▸ What is being asked
Keeping every line intact, repeat the data word for word.

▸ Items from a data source
====================
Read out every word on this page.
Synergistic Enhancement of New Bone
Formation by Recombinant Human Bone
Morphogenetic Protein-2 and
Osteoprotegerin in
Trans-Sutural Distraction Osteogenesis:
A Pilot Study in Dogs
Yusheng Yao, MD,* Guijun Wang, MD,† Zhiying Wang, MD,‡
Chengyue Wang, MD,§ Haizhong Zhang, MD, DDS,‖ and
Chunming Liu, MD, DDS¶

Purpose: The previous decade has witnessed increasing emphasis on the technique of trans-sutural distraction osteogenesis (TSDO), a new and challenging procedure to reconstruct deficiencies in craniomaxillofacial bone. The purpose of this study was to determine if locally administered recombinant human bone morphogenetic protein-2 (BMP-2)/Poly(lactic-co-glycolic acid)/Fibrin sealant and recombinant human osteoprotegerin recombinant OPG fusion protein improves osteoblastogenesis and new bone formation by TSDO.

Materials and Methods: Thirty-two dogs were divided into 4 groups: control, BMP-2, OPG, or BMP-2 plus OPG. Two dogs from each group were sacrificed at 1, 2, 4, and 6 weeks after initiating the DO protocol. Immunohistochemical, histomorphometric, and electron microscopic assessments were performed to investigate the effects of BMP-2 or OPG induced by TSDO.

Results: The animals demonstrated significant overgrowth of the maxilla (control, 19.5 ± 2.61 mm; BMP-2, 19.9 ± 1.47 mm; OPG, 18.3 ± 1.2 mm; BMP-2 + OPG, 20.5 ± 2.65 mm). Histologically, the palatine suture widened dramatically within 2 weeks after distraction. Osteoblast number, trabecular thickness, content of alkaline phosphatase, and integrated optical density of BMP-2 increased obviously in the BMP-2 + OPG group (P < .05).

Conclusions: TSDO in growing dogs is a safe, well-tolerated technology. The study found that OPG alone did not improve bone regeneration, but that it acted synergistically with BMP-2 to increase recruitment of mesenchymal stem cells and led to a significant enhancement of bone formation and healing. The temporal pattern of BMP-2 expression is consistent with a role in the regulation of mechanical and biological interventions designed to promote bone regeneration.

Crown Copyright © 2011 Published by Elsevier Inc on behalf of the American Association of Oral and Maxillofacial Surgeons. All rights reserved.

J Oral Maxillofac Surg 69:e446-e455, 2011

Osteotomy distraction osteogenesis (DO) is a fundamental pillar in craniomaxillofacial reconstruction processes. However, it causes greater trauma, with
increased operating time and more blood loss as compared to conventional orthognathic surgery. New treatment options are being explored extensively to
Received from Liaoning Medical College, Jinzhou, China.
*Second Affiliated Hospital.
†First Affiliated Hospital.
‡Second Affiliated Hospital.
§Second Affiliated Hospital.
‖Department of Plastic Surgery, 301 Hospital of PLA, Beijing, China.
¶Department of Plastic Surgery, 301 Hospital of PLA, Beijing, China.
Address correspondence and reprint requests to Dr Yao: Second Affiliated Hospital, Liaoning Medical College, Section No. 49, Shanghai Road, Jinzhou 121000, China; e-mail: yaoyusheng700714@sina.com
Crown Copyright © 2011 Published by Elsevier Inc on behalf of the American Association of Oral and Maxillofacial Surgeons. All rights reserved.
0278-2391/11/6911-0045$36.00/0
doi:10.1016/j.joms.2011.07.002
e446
====================
▸ Solution
Read out every word on this page.
Synergistic Enhancement of New Bone
Formation by Recombinant Human Bone
Morphogenetic Protein-2 and
Osteoprotegerin in
Trans-Sutural Distraction Osteogenesis:
A Pilot Study in Dogs
Yusheng Yao, MD,* Guijun Wang, MD,† Zhiying Wang, MD,‡
Chengyue Wang, MD,§ Haizhong Zhang, MD, DDS,‖ and
Chunming Liu, MD, DDS¶

Purpose: The previous decade has witnessed increasing emphasis on the technique of trans-sutural distraction osteogenesis (TSDO), a new and challenging procedure to reconstruct deficiencies in craniomaxillofacial bone. The purpose of this study was to determine if locally administered recombinant human bone morphogenetic protein-2 (BMP-2)/Poly(lactic-co-glycolic acid)/Fibrin sealant and recombinant human osteoprotegerin recombinant OPG fusion protein improves osteoblastogenesis and new bone formation by TSDO.

Materials and Methods: Thirty-two dogs were divided into 4 groups: control, BMP-2, OPG, or BMP-2 plus OPG. Two dogs from each group were sacrificed at 1, 2, 4, and 6 weeks after initiating the DO protocol. Immunohistochemical, histomorphometric, and electron microscopic assessments were performed to investigate the effects of BMP-2 or OPG induced by TSDO.

Results: The animals demonstrated significant overgrowth of the maxilla (control, 19.5 ± 2.61 mm; BMP-2, 19.9 ± 1.47 mm; OPG, 18.3 ± 1.2 mm; BMP-2 + OPG, 20.5 ± 2.65 mm). Histologically, the palatine suture widened dramatically within 2 weeks after distraction. Osteoblast number, trabecular thickness, content of alkaline phosphatase, and integrated optical density of BMP-2 increased obviously in the BMP-2 + OPG group (P < .05).

Conclusions: TSDO in growing dogs is a safe, well-tolerated technology. The study found that OPG alone did not improve bone regeneration, but that it acted synergistically with BMP-2 to increase recruitment of mesenchymal stem cells and led to a significant enhancement of bone formation and healing. The temporal pattern of BMP-2 expression is consistent with a role in the regulation of mechanical and biological interventions designed to promote bone regeneration.

Crown Copyright © 2011 Published by Elsevier Inc on behalf of the American Association of Oral and Maxillofacial Surgeons. All rights reserved.

J Oral Maxillofac Surg 69:e446-e455, 2011

Osteotomy distraction osteogenesis (DO) is a fundamental pillar in craniomaxillofacial reconstruction processes. However, it causes greater trauma, with
increased operating time and more blood loss as compared to conventional orthognathic surgery. New treatment options are being explored extensively to
Received from Liaoning Medical College, Jinzhou, China.
*Second Affiliated Hospital.
†First Affiliated Hospital.
‡Second Affiliated Hospital.
§Second Affiliated Hospital.
‖Department of Plastic Surgery, 301 Hospital of PLA, Beijing, China.
¶Department of Plastic Surgery, 301 Hospital of PLA, Beijing, China.
Address correspondence and reprint requests to Dr Yao: Second Affiliated Hospital, Liaoning Medical College, Section No. 49, Shanghai Road, Jinzhou 121000, China; e-mail: yaoyusheng700714@sina.com
Crown Copyright © 2011 Published by Elsevier Inc on behalf of the American Association of Oral and Maxillofacial Surgeons. All rights reserved.
0278-2391/11/6911-0045$36.00/0
doi:10.1016/j.joms.2011.07.002
e446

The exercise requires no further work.